● **Exercise requirements**: The answer must be a single number: how many lines in the entries hold the string "arrow".

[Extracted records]
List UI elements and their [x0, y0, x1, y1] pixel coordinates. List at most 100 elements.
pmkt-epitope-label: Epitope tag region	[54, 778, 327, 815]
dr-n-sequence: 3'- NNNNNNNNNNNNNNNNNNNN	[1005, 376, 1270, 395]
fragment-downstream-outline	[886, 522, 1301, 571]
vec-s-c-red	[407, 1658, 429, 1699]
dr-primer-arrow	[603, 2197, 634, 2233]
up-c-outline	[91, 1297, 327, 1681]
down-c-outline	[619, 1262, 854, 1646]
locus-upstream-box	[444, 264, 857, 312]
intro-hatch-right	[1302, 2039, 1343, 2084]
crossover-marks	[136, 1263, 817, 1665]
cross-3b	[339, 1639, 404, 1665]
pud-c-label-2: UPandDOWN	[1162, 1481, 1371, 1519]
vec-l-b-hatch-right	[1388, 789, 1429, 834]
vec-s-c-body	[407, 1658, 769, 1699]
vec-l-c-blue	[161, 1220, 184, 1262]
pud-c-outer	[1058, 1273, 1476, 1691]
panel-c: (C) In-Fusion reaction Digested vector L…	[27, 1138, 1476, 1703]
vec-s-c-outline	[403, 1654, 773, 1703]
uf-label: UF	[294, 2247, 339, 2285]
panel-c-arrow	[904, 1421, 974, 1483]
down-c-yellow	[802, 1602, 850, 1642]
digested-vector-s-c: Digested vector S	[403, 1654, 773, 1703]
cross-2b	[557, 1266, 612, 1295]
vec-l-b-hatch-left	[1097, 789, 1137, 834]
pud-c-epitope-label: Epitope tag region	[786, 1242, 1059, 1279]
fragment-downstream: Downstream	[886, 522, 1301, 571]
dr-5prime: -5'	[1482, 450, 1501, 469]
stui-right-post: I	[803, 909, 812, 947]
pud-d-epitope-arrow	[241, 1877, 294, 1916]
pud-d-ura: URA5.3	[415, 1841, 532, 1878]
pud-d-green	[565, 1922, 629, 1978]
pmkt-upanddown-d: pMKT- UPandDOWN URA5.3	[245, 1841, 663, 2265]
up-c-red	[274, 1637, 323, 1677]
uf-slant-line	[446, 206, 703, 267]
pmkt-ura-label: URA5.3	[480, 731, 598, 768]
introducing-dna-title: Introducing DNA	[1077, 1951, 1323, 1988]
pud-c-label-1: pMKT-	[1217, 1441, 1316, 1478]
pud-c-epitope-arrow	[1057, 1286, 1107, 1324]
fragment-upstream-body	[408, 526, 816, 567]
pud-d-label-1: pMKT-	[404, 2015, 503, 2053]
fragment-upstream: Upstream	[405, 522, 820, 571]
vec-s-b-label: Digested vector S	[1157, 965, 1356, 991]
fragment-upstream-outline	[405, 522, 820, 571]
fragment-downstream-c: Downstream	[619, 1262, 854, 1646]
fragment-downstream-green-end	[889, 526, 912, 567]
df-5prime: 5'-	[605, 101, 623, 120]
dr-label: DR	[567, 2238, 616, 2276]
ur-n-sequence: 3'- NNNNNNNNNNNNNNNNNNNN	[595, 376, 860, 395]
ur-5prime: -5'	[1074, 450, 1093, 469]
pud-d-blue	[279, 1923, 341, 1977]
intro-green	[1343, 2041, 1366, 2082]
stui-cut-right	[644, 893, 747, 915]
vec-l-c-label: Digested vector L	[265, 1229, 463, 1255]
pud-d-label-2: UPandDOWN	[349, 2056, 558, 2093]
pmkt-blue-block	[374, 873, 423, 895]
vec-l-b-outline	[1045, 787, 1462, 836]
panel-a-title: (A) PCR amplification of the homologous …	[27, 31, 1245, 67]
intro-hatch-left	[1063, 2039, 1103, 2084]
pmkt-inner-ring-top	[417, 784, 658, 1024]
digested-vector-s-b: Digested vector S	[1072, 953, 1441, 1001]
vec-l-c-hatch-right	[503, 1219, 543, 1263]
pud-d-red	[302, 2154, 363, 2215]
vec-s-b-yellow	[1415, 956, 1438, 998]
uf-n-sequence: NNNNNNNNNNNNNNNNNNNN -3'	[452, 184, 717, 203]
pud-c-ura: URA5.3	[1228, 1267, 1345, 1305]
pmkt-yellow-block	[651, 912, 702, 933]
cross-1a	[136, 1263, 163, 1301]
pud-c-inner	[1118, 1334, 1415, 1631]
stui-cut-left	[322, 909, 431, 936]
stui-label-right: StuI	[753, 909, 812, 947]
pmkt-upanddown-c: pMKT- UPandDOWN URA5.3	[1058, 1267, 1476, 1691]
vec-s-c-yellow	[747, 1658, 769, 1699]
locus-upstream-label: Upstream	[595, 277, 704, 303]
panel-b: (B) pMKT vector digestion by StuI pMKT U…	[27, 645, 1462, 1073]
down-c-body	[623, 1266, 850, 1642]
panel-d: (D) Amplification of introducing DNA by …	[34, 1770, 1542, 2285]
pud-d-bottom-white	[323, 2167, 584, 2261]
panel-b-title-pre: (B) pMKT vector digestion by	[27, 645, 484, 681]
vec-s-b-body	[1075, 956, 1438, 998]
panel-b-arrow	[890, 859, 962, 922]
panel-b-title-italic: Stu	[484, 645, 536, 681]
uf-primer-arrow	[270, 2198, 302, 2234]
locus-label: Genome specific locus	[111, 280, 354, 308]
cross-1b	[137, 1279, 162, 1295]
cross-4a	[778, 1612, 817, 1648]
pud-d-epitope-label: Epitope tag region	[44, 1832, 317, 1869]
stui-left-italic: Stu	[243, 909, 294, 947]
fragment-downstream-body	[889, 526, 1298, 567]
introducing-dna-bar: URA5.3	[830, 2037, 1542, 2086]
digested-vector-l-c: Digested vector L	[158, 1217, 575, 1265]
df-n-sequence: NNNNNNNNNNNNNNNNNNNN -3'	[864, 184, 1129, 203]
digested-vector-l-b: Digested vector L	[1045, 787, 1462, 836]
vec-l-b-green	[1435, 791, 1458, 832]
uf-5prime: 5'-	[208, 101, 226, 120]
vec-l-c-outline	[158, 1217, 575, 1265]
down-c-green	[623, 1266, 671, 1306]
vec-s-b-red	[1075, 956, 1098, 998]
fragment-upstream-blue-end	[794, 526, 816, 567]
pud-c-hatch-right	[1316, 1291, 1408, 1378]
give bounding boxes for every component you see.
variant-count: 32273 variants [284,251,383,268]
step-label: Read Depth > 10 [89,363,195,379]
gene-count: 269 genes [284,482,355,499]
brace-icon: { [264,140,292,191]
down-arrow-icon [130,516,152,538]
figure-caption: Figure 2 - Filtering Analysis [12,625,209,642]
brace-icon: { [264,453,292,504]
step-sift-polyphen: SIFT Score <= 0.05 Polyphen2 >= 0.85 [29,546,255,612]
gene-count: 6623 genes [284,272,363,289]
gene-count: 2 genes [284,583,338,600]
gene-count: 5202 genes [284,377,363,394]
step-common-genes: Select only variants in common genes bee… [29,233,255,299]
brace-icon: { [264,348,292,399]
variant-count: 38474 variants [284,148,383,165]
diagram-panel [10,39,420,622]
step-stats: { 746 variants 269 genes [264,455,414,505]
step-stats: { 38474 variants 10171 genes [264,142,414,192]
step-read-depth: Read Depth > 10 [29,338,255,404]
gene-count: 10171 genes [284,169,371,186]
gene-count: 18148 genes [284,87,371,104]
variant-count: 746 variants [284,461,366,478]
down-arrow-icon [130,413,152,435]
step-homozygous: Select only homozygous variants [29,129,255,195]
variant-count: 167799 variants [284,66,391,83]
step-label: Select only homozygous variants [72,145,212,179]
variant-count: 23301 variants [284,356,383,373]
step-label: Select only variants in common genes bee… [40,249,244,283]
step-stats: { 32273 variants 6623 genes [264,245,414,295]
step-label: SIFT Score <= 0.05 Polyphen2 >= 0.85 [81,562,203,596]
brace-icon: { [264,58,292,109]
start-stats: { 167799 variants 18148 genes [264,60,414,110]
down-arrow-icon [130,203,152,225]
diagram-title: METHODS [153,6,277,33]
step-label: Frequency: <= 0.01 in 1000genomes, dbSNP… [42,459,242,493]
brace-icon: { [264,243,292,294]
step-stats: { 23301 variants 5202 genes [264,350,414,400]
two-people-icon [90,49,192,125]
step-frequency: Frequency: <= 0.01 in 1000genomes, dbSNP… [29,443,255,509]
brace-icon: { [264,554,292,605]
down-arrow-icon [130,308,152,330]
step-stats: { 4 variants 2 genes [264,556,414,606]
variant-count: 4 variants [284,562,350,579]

● **Solution to the problem**: 10